#### Material for the task ####

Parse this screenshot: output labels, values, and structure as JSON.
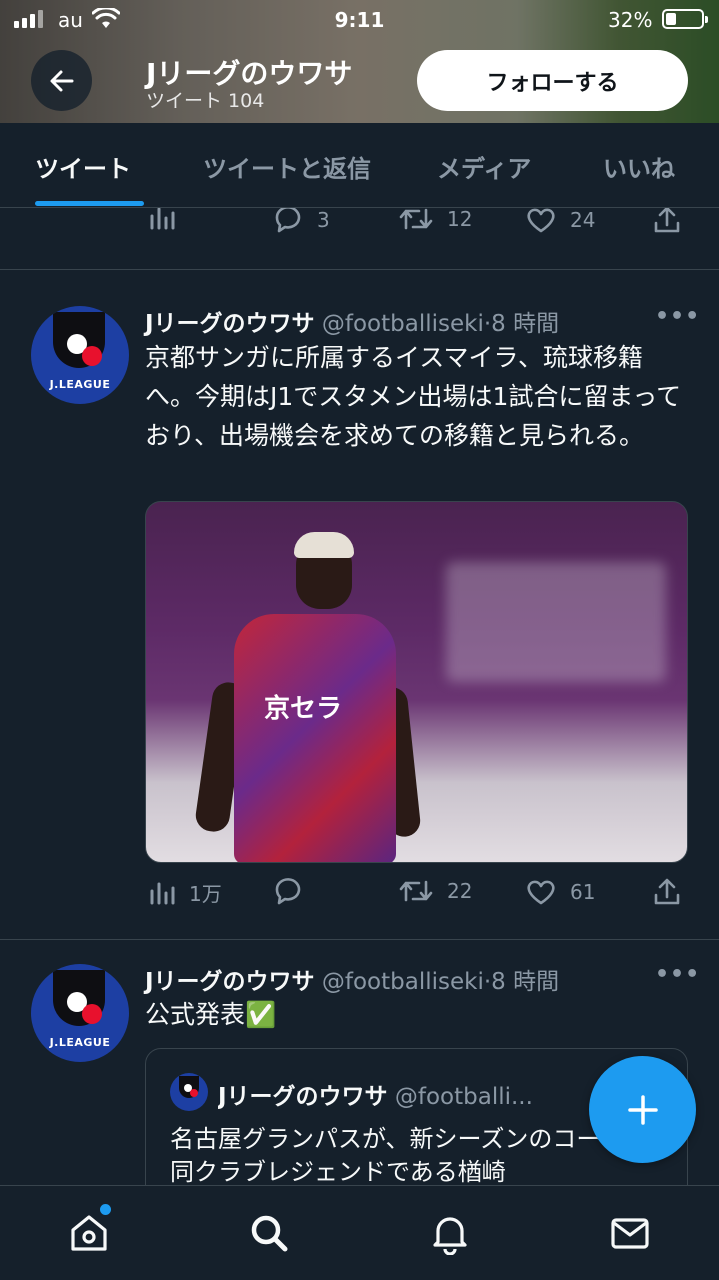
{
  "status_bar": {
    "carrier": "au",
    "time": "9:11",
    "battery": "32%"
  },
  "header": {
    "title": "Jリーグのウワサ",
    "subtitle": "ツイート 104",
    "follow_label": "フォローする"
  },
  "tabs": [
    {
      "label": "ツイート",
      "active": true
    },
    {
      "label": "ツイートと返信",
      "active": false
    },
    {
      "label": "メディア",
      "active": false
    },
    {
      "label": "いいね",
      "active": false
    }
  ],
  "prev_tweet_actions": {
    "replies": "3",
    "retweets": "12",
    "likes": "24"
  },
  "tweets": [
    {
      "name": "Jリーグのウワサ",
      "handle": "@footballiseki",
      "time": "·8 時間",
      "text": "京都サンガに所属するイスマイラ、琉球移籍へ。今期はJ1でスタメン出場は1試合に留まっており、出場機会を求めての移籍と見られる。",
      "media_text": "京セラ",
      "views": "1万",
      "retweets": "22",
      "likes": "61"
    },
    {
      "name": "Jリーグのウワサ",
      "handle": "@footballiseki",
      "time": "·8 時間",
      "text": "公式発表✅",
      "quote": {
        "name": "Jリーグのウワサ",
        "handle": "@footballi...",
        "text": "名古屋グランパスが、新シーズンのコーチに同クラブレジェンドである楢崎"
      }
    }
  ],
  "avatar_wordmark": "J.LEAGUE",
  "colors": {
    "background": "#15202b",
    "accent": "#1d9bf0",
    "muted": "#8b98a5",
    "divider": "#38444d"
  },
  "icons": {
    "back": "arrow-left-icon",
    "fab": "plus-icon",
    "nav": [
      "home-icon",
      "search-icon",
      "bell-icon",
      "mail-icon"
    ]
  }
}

####

• _Task to carry out_: The data above should be repeated exactly, minus any pictures.

• _Output for this exercise_:
Parse this screenshot: output labels, values, and structure as JSON.
{
  "status_bar": {
    "carrier": "au",
    "time": "9:11",
    "battery": "32%"
  },
  "header": {
    "title": "Jリーグのウワサ",
    "subtitle": "ツイート 104",
    "follow_label": "フォローする"
  },
  "tabs": [
    {
      "label": "ツイート",
      "active": true
    },
    {
      "label": "ツイートと返信",
      "active": false
    },
    {
      "label": "メディア",
      "active": false
    },
    {
      "label": "いいね",
      "active": false
    }
  ],
  "prev_tweet_actions": {
    "replies": "3",
    "retweets": "12",
    "likes": "24"
  },
  "tweets": [
    {
      "name": "Jリーグのウワサ",
      "handle": "@footballiseki",
      "time": "·8 時間",
      "text": "京都サンガに所属するイスマイラ、琉球移籍へ。今期はJ1でスタメン出場は1試合に留まっており、出場機会を求めての移籍と見られる。",
      "media_text": "京セラ",
      "views": "1万",
      "retweets": "22",
      "likes": "61"
    },
    {
      "name": "Jリーグのウワサ",
      "handle": "@footballiseki",
      "time": "·8 時間",
      "text": "公式発表✅",
      "quote": {
        "name": "Jリーグのウワサ",
        "handle": "@footballi...",
        "text": "名古屋グランパスが、新シーズンのコーチに同クラブレジェンドである楢崎"
      }
    }
  ],
  "avatar_wordmark": "J.LEAGUE",
  "colors": {
    "background": "#15202b",
    "accent": "#1d9bf0",
    "muted": "#8b98a5",
    "divider": "#38444d"
  },
  "icons": {
    "back": "arrow-left-icon",
    "fab": "plus-icon",
    "nav": [
      "home-icon",
      "search-icon",
      "bell-icon",
      "mail-icon"
    ]
  }
}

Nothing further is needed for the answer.